▼▼▼

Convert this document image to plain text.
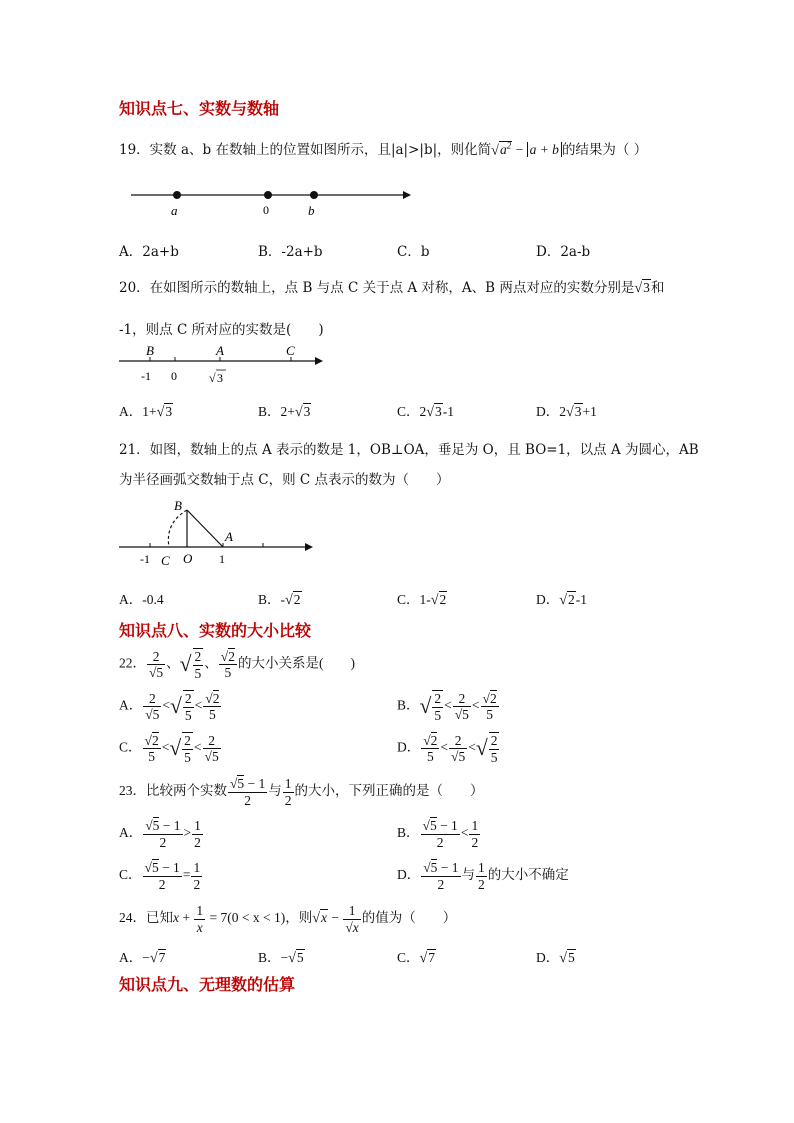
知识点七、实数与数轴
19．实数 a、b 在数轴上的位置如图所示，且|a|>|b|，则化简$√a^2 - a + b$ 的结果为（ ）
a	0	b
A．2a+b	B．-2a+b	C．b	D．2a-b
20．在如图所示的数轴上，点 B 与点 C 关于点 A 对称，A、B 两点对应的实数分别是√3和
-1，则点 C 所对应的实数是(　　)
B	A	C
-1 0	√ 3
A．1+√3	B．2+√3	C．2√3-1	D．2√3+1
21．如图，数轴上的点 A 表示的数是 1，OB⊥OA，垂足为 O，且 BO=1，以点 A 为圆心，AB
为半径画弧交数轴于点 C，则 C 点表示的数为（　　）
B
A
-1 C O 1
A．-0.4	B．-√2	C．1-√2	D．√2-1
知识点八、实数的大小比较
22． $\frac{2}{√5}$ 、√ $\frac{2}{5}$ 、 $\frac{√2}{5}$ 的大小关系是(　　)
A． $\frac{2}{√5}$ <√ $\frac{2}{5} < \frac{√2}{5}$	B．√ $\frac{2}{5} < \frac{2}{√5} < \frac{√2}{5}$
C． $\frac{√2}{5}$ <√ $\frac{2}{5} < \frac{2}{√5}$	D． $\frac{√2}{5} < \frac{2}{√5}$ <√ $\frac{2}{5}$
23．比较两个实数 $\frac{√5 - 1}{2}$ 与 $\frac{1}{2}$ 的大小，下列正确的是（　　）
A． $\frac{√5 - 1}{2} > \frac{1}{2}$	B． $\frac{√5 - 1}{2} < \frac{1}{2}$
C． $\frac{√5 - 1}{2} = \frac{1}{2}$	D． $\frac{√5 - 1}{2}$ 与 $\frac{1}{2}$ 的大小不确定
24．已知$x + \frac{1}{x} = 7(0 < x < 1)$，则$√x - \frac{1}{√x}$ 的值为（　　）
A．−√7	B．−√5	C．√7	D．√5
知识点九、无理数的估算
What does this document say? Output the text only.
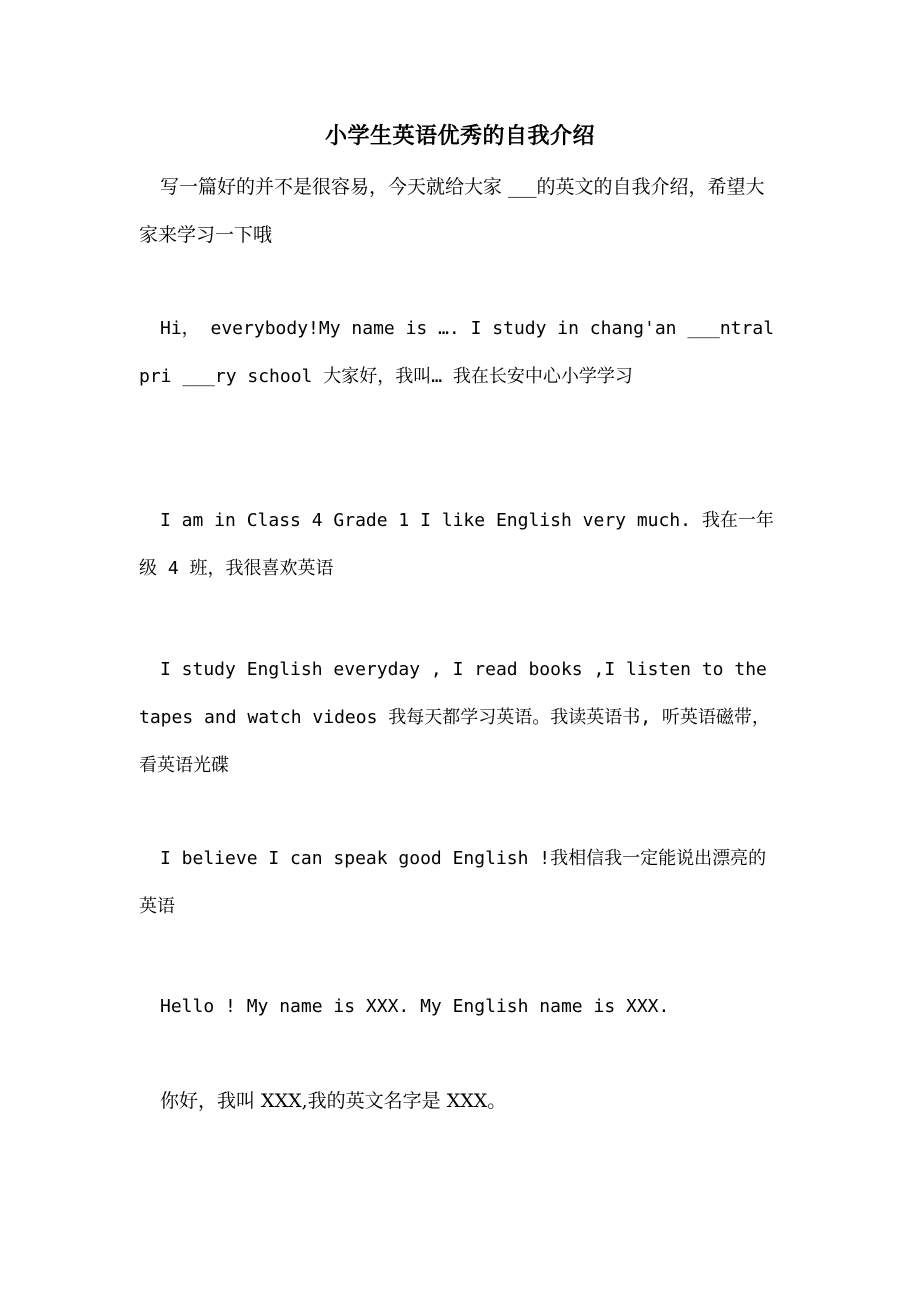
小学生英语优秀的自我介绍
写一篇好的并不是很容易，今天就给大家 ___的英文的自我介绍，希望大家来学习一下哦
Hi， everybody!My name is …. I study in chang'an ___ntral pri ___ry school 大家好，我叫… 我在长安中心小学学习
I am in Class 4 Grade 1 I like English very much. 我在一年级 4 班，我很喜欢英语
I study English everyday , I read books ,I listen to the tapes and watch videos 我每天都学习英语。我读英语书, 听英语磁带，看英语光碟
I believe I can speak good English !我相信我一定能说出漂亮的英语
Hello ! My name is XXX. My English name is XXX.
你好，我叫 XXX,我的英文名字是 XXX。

▲▲▲
▼▼▼

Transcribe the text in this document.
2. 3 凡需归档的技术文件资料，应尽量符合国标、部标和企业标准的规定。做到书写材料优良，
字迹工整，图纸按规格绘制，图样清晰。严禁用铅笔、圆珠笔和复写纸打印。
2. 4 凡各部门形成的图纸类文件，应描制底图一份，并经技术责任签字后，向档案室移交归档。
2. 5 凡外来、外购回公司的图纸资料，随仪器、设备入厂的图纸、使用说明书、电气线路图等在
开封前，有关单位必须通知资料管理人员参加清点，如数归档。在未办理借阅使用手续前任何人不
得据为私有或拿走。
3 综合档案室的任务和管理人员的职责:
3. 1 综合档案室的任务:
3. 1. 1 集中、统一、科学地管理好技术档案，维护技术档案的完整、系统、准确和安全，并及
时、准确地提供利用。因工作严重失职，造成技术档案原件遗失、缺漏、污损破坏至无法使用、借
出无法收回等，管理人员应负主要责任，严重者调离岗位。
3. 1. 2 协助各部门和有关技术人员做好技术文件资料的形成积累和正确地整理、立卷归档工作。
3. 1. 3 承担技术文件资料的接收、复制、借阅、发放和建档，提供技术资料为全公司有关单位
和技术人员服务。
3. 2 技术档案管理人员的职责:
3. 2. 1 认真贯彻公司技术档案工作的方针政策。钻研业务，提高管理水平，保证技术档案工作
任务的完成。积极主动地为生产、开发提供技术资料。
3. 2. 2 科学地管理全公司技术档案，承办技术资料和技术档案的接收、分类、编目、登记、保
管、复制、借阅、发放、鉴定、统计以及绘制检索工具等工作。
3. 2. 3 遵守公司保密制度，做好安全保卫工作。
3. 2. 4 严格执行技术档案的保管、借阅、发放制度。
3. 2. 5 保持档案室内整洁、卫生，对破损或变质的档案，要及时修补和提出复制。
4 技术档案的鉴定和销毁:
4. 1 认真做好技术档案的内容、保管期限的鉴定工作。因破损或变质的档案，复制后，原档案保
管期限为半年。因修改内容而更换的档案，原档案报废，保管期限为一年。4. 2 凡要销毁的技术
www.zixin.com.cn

▲▲▲
▼▼▼

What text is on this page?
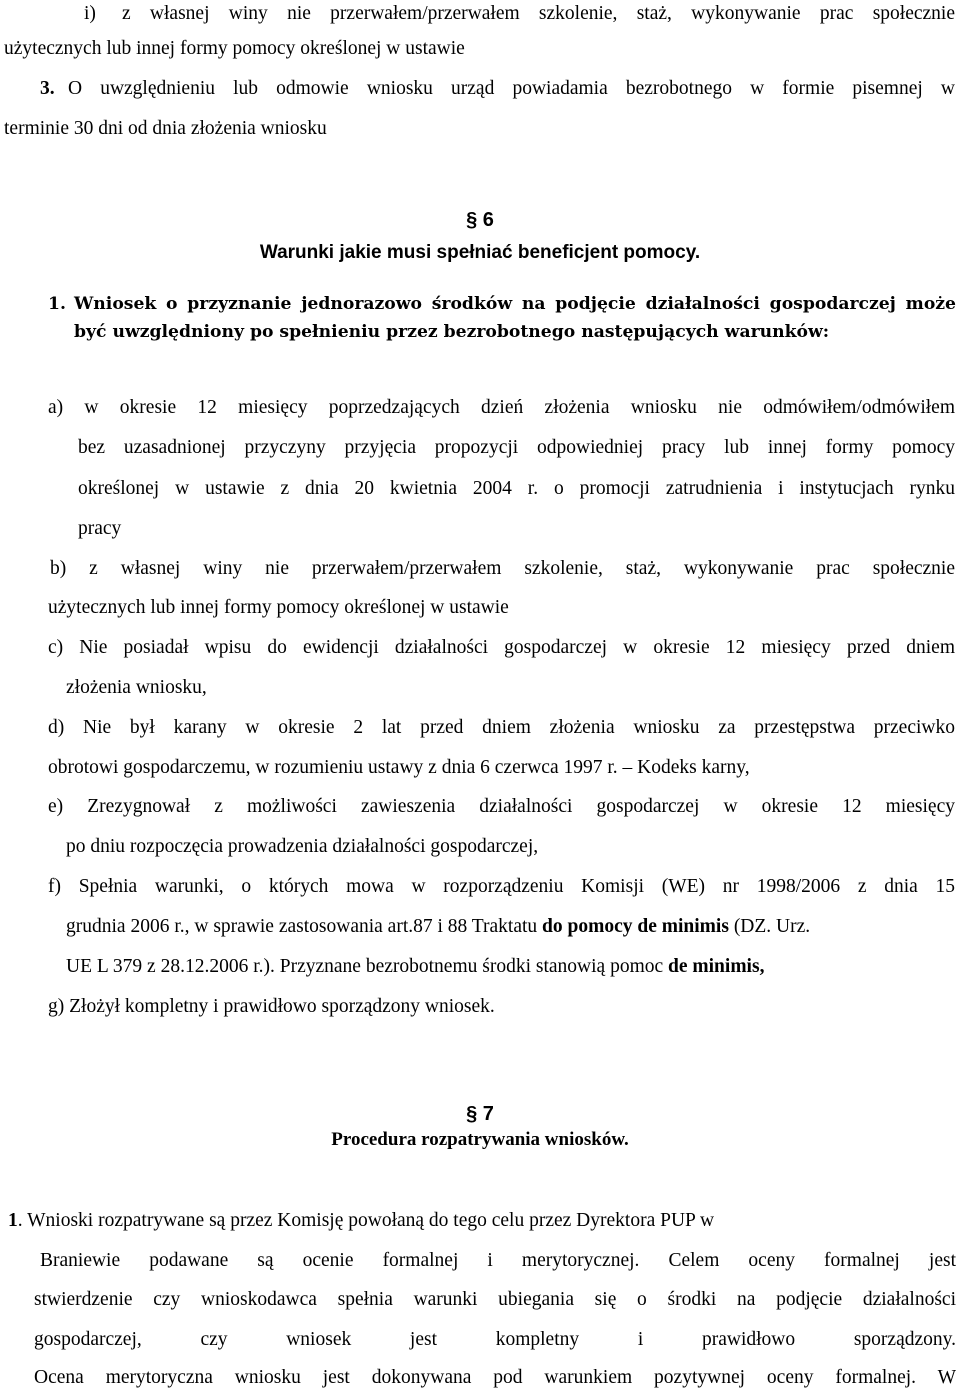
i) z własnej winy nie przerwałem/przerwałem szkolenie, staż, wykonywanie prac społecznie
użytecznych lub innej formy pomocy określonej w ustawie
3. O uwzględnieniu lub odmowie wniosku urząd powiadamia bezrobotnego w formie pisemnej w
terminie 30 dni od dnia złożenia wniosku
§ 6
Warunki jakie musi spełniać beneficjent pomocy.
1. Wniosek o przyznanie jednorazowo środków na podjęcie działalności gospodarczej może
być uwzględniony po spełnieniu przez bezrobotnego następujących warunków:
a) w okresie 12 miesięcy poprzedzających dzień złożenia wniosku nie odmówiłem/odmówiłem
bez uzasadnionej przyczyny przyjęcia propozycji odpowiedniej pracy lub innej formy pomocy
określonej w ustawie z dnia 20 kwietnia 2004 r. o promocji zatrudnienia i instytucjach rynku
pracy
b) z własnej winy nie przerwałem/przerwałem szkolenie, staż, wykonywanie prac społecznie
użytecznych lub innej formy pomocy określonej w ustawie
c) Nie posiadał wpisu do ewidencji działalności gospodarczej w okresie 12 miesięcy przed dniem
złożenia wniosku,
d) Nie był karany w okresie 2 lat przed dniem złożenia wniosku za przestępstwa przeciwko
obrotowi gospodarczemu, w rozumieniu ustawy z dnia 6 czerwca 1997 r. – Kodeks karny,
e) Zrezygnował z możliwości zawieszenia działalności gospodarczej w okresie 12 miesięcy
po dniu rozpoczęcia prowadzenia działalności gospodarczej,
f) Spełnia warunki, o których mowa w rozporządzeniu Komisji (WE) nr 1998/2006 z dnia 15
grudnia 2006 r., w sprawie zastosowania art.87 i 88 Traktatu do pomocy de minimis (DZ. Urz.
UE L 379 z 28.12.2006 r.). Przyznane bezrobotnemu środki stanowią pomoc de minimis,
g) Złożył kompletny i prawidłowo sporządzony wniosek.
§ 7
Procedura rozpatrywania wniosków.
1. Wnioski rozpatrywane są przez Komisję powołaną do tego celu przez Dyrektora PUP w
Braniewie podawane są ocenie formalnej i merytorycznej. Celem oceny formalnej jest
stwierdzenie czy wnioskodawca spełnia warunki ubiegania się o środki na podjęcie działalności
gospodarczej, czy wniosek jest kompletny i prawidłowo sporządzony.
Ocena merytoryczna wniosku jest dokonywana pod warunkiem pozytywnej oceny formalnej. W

▲▲▲

Directions: Show all lines from the listing above in which "study" appears.

Task response:
Hi， everybody!My name is …. I study in chang'an ___ntral pri ___ry school 大家好，我叫… 我在长安中心小学学习
I study English everyday , I read books ,I listen to the tapes and watch videos 我每天都学习英语。我读英语书, 听英语磁带，看英语光碟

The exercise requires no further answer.